* Collected data *
___

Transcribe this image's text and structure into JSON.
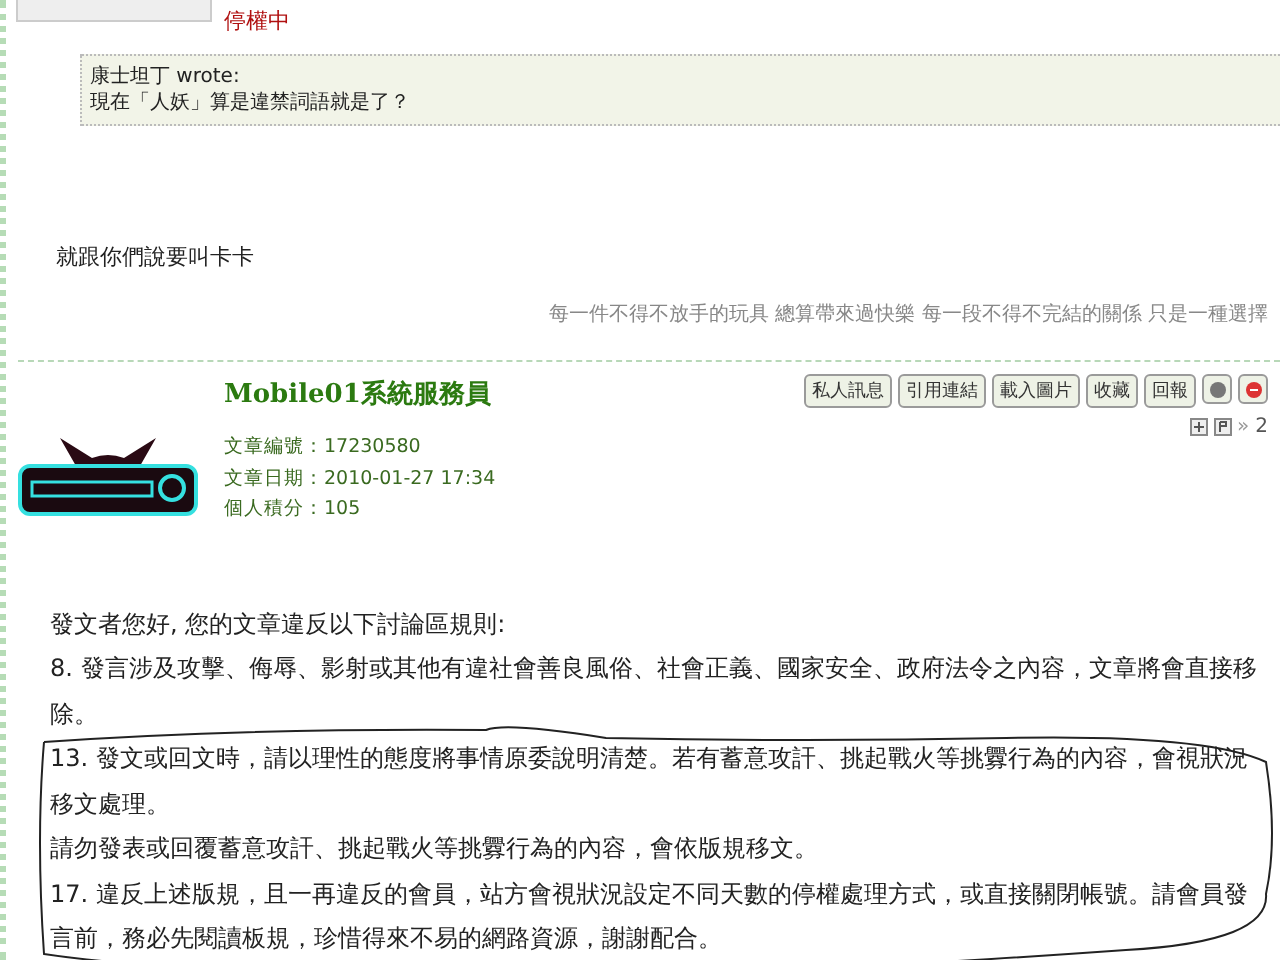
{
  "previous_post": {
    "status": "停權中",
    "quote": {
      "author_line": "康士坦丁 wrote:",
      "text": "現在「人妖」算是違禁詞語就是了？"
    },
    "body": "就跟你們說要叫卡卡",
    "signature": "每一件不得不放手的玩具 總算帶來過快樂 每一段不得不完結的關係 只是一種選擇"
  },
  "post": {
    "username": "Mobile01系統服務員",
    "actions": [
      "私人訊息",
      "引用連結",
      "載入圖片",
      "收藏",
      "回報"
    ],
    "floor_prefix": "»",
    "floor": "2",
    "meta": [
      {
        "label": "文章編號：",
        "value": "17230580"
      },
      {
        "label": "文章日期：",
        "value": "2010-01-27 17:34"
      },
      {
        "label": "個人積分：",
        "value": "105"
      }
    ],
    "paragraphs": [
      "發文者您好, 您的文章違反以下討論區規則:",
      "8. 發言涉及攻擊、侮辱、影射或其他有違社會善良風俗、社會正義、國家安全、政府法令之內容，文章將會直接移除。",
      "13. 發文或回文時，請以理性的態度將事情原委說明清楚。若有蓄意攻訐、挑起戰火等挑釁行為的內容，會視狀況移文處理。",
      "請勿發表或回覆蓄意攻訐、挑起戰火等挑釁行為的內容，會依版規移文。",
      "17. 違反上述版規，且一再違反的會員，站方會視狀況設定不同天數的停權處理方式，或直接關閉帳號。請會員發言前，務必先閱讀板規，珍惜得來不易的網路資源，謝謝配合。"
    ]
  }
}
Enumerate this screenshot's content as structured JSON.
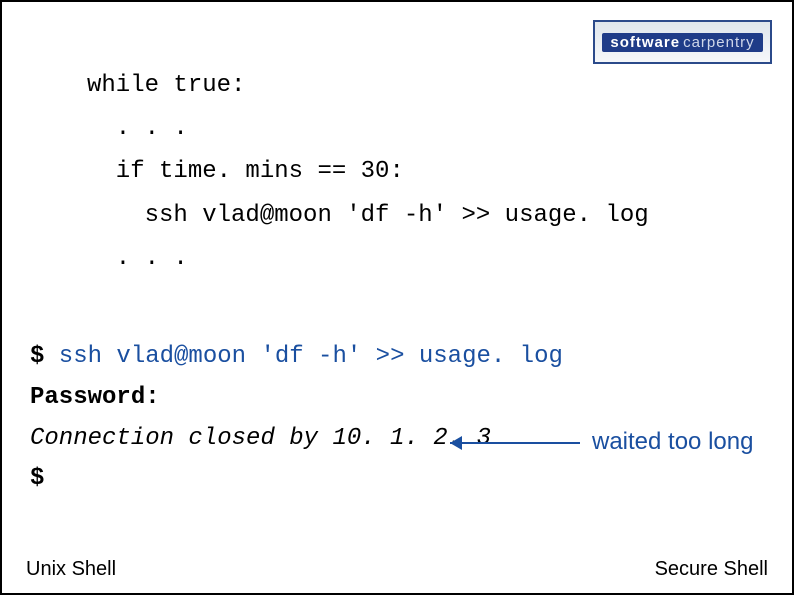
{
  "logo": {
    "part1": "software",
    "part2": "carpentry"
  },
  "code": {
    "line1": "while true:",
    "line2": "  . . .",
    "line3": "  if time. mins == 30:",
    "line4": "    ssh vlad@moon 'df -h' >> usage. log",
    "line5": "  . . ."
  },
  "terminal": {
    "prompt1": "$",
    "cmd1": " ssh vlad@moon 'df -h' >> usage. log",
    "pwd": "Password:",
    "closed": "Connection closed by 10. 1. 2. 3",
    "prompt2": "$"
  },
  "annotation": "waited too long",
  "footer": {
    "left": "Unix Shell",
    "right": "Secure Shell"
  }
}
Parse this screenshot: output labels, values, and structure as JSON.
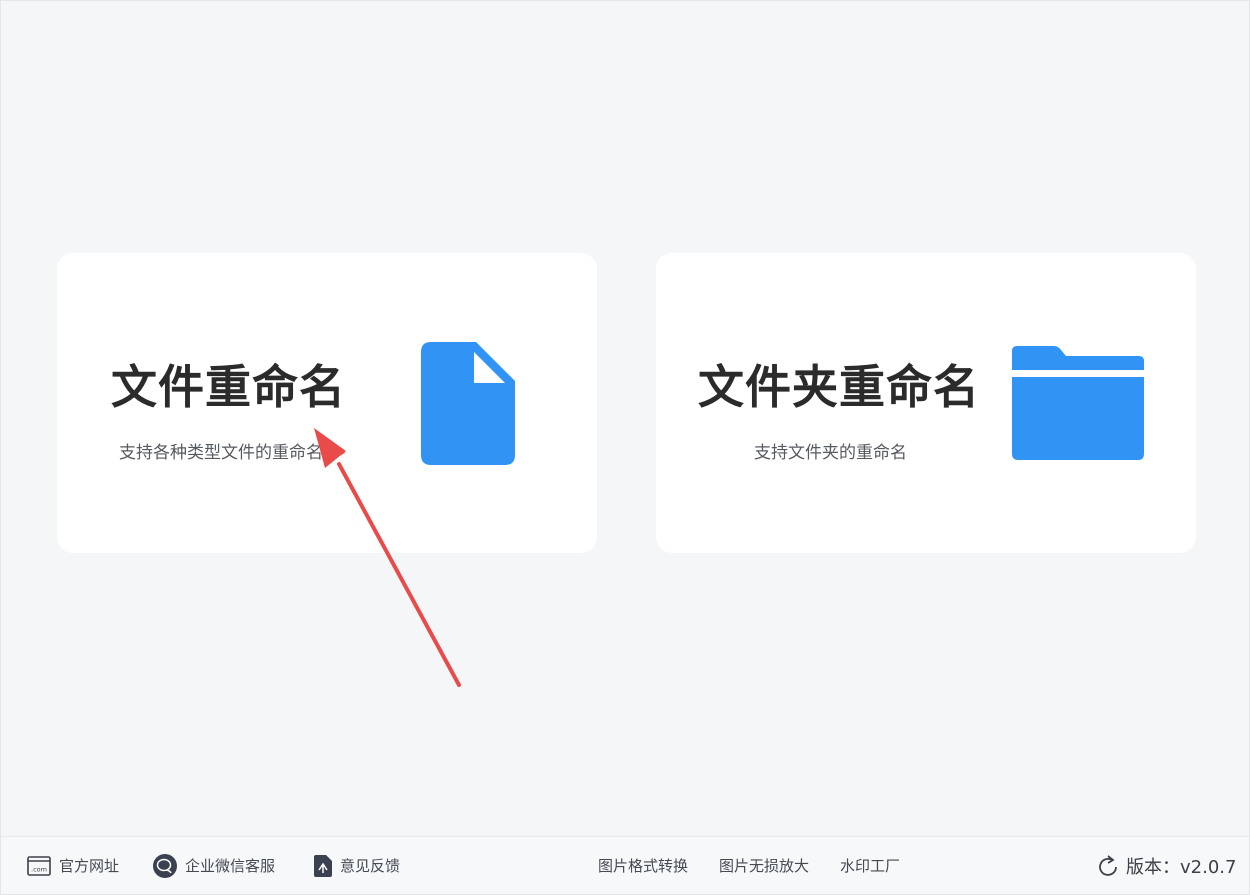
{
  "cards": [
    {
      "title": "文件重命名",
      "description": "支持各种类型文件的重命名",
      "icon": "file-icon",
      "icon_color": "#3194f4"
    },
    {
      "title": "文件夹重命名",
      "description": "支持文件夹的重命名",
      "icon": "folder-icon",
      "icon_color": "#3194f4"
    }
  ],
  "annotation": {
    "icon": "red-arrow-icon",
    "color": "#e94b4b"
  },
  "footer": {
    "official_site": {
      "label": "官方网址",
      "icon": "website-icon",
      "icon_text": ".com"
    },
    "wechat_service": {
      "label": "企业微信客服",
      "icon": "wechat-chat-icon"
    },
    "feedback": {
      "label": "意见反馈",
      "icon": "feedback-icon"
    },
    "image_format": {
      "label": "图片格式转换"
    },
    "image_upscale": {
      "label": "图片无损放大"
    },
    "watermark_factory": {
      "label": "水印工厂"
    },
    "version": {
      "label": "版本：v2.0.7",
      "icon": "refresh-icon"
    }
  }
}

___

* SHORT TASK *
Isolate each line of the listing above that includes "usage". Copy it.

* FINAL RESULT *
    "line4": "    ssh vlad@moon 'df -h' >> usage. log",
    "cmd1": " ssh vlad@moon 'df -h' >> usage. log",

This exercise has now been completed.